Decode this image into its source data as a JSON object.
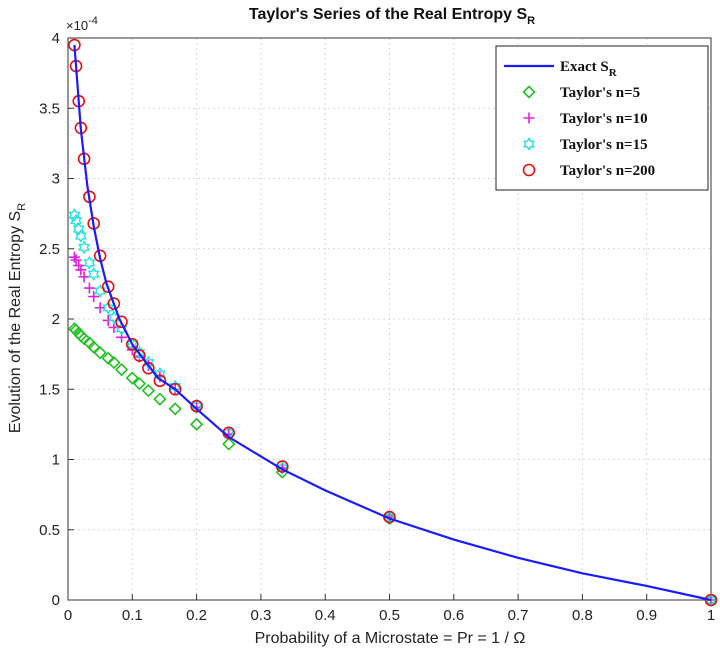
{
  "chart_data": {
    "type": "scatter",
    "title": "Taylor's Series of the Real Entropy S",
    "title_subscript": "R",
    "xlabel": "Probability of a Microstate = Pr = 1 / Ω",
    "ylabel": "Evolution of the Real Entropy  S",
    "ylabel_subscript": "R",
    "y_exponent_label": "×10",
    "y_exponent_power": "-4",
    "xlim": [
      0,
      1
    ],
    "ylim": [
      0,
      4
    ],
    "x_ticks": [
      "0",
      "0.1",
      "0.2",
      "0.3",
      "0.4",
      "0.5",
      "0.6",
      "0.7",
      "0.8",
      "0.9",
      "1"
    ],
    "y_ticks": [
      "0",
      "0.5",
      "1",
      "1.5",
      "2",
      "2.5",
      "3",
      "3.5",
      "4"
    ],
    "grid": true,
    "legend_position": "top-right",
    "series": [
      {
        "name": "Exact S",
        "name_subscript": "R",
        "style": "line",
        "color": "#1a1aff",
        "x": [
          0.01,
          0.02,
          0.03,
          0.04,
          0.05,
          0.06,
          0.08,
          0.1,
          0.12,
          0.14,
          0.1667,
          0.2,
          0.25,
          0.3333,
          0.4,
          0.5,
          0.6,
          0.7,
          0.8,
          0.9,
          1.0
        ],
        "y": [
          3.95,
          3.35,
          2.95,
          2.66,
          2.43,
          2.25,
          2.0,
          1.82,
          1.7,
          1.58,
          1.5,
          1.36,
          1.16,
          0.93,
          0.78,
          0.58,
          0.43,
          0.3,
          0.19,
          0.1,
          0.0
        ]
      },
      {
        "name": "Taylor's n=5",
        "style": "diamond",
        "color": "#22c022",
        "x": [
          0.01,
          0.0125,
          0.0167,
          0.02,
          0.025,
          0.0333,
          0.04,
          0.05,
          0.0625,
          0.0714,
          0.0833,
          0.1,
          0.1111,
          0.125,
          0.1429,
          0.1667,
          0.2,
          0.25,
          0.3333,
          0.5,
          1.0
        ],
        "y": [
          1.93,
          1.92,
          1.9,
          1.88,
          1.86,
          1.83,
          1.8,
          1.76,
          1.72,
          1.69,
          1.64,
          1.58,
          1.54,
          1.49,
          1.43,
          1.36,
          1.25,
          1.11,
          0.91,
          0.58,
          0.0
        ]
      },
      {
        "name": "Taylor's n=10",
        "style": "plus",
        "color": "#e020e0",
        "x": [
          0.01,
          0.0125,
          0.0167,
          0.02,
          0.025,
          0.0333,
          0.04,
          0.05,
          0.0625,
          0.0714,
          0.0833,
          0.1,
          0.1111,
          0.125,
          0.1429,
          0.1667,
          0.2,
          0.25,
          0.3333,
          0.5,
          1.0
        ],
        "y": [
          2.44,
          2.42,
          2.38,
          2.35,
          2.3,
          2.22,
          2.16,
          2.08,
          1.99,
          1.94,
          1.87,
          1.78,
          1.73,
          1.67,
          1.59,
          1.5,
          1.37,
          1.18,
          0.94,
          0.59,
          0.0
        ]
      },
      {
        "name": "Taylor's n=15",
        "style": "hexagram",
        "color": "#20e0e0",
        "x": [
          0.01,
          0.0125,
          0.0167,
          0.02,
          0.025,
          0.0333,
          0.04,
          0.05,
          0.0625,
          0.0714,
          0.0833,
          0.1,
          0.1111,
          0.125,
          0.1429,
          0.1667,
          0.2,
          0.25,
          0.3333,
          0.5,
          1.0
        ],
        "y": [
          2.74,
          2.7,
          2.64,
          2.59,
          2.51,
          2.4,
          2.32,
          2.2,
          2.08,
          2.01,
          1.93,
          1.82,
          1.76,
          1.69,
          1.61,
          1.52,
          1.38,
          1.19,
          0.94,
          0.59,
          0.0
        ]
      },
      {
        "name": "Taylor's n=200",
        "style": "circle",
        "color": "#e01010",
        "x": [
          0.01,
          0.0125,
          0.0167,
          0.02,
          0.025,
          0.0333,
          0.04,
          0.05,
          0.0625,
          0.0714,
          0.0833,
          0.1,
          0.1111,
          0.125,
          0.1429,
          0.1667,
          0.2,
          0.25,
          0.3333,
          0.5,
          1.0
        ],
        "y": [
          3.95,
          3.8,
          3.55,
          3.36,
          3.14,
          2.87,
          2.68,
          2.45,
          2.23,
          2.11,
          1.98,
          1.82,
          1.74,
          1.65,
          1.56,
          1.5,
          1.38,
          1.19,
          0.95,
          0.59,
          0.0
        ]
      }
    ]
  }
}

━━━━

## BRIEF
Images in the data above are to be skipped. Retype all other material exactly.

## WRITTEN RESPONSE
Decode this image into its source data as a JSON object.
{
  "chart_data": {
    "type": "scatter",
    "title": "Taylor's Series of the Real Entropy S",
    "title_subscript": "R",
    "xlabel": "Probability of a Microstate = Pr = 1 / Ω",
    "ylabel": "Evolution of the Real Entropy  S",
    "ylabel_subscript": "R",
    "y_exponent_label": "×10",
    "y_exponent_power": "-4",
    "xlim": [
      0,
      1
    ],
    "ylim": [
      0,
      4
    ],
    "x_ticks": [
      "0",
      "0.1",
      "0.2",
      "0.3",
      "0.4",
      "0.5",
      "0.6",
      "0.7",
      "0.8",
      "0.9",
      "1"
    ],
    "y_ticks": [
      "0",
      "0.5",
      "1",
      "1.5",
      "2",
      "2.5",
      "3",
      "3.5",
      "4"
    ],
    "grid": true,
    "legend_position": "top-right",
    "series": [
      {
        "name": "Exact S",
        "name_subscript": "R",
        "style": "line",
        "color": "#1a1aff",
        "x": [
          0.01,
          0.02,
          0.03,
          0.04,
          0.05,
          0.06,
          0.08,
          0.1,
          0.12,
          0.14,
          0.1667,
          0.2,
          0.25,
          0.3333,
          0.4,
          0.5,
          0.6,
          0.7,
          0.8,
          0.9,
          1.0
        ],
        "y": [
          3.95,
          3.35,
          2.95,
          2.66,
          2.43,
          2.25,
          2.0,
          1.82,
          1.7,
          1.58,
          1.5,
          1.36,
          1.16,
          0.93,
          0.78,
          0.58,
          0.43,
          0.3,
          0.19,
          0.1,
          0.0
        ]
      },
      {
        "name": "Taylor's n=5",
        "style": "diamond",
        "color": "#22c022",
        "x": [
          0.01,
          0.0125,
          0.0167,
          0.02,
          0.025,
          0.0333,
          0.04,
          0.05,
          0.0625,
          0.0714,
          0.0833,
          0.1,
          0.1111,
          0.125,
          0.1429,
          0.1667,
          0.2,
          0.25,
          0.3333,
          0.5,
          1.0
        ],
        "y": [
          1.93,
          1.92,
          1.9,
          1.88,
          1.86,
          1.83,
          1.8,
          1.76,
          1.72,
          1.69,
          1.64,
          1.58,
          1.54,
          1.49,
          1.43,
          1.36,
          1.25,
          1.11,
          0.91,
          0.58,
          0.0
        ]
      },
      {
        "name": "Taylor's n=10",
        "style": "plus",
        "color": "#e020e0",
        "x": [
          0.01,
          0.0125,
          0.0167,
          0.02,
          0.025,
          0.0333,
          0.04,
          0.05,
          0.0625,
          0.0714,
          0.0833,
          0.1,
          0.1111,
          0.125,
          0.1429,
          0.1667,
          0.2,
          0.25,
          0.3333,
          0.5,
          1.0
        ],
        "y": [
          2.44,
          2.42,
          2.38,
          2.35,
          2.3,
          2.22,
          2.16,
          2.08,
          1.99,
          1.94,
          1.87,
          1.78,
          1.73,
          1.67,
          1.59,
          1.5,
          1.37,
          1.18,
          0.94,
          0.59,
          0.0
        ]
      },
      {
        "name": "Taylor's n=15",
        "style": "hexagram",
        "color": "#20e0e0",
        "x": [
          0.01,
          0.0125,
          0.0167,
          0.02,
          0.025,
          0.0333,
          0.04,
          0.05,
          0.0625,
          0.0714,
          0.0833,
          0.1,
          0.1111,
          0.125,
          0.1429,
          0.1667,
          0.2,
          0.25,
          0.3333,
          0.5,
          1.0
        ],
        "y": [
          2.74,
          2.7,
          2.64,
          2.59,
          2.51,
          2.4,
          2.32,
          2.2,
          2.08,
          2.01,
          1.93,
          1.82,
          1.76,
          1.69,
          1.61,
          1.52,
          1.38,
          1.19,
          0.94,
          0.59,
          0.0
        ]
      },
      {
        "name": "Taylor's n=200",
        "style": "circle",
        "color": "#e01010",
        "x": [
          0.01,
          0.0125,
          0.0167,
          0.02,
          0.025,
          0.0333,
          0.04,
          0.05,
          0.0625,
          0.0714,
          0.0833,
          0.1,
          0.1111,
          0.125,
          0.1429,
          0.1667,
          0.2,
          0.25,
          0.3333,
          0.5,
          1.0
        ],
        "y": [
          3.95,
          3.8,
          3.55,
          3.36,
          3.14,
          2.87,
          2.68,
          2.45,
          2.23,
          2.11,
          1.98,
          1.82,
          1.74,
          1.65,
          1.56,
          1.5,
          1.38,
          1.19,
          0.95,
          0.59,
          0.0
        ]
      }
    ]
  }
}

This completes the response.